[Start]

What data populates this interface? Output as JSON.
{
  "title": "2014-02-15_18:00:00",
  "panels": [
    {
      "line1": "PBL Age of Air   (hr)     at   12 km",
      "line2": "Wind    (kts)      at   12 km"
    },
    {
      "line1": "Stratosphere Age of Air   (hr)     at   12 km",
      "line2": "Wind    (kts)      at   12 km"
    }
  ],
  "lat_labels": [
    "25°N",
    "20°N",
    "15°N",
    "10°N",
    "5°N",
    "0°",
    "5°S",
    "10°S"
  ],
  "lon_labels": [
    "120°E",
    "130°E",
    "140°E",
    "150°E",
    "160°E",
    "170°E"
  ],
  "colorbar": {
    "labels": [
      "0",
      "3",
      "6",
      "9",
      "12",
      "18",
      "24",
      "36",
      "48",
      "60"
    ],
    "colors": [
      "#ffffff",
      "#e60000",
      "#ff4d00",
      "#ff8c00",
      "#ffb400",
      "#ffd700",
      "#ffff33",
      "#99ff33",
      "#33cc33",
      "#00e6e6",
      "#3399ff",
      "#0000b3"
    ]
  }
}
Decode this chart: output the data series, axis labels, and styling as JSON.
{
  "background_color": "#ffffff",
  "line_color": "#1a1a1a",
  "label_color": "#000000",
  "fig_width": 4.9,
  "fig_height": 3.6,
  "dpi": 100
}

[End]

> [GIVEN EXERCISE]: Go back to the data above and please quote exactly, and only, the lines from the line with "Decode this chart: output" through its last line.

> [TASK RESPONSE]:
Decode this chart: output the data series, axis labels, and styling as JSON.
{
  "background_color": "#ffffff",
  "line_color": "#1a1a1a",
  "label_color": "#000000",
  "fig_width": 4.9,
  "fig_height": 3.6,
  "dpi": 100
}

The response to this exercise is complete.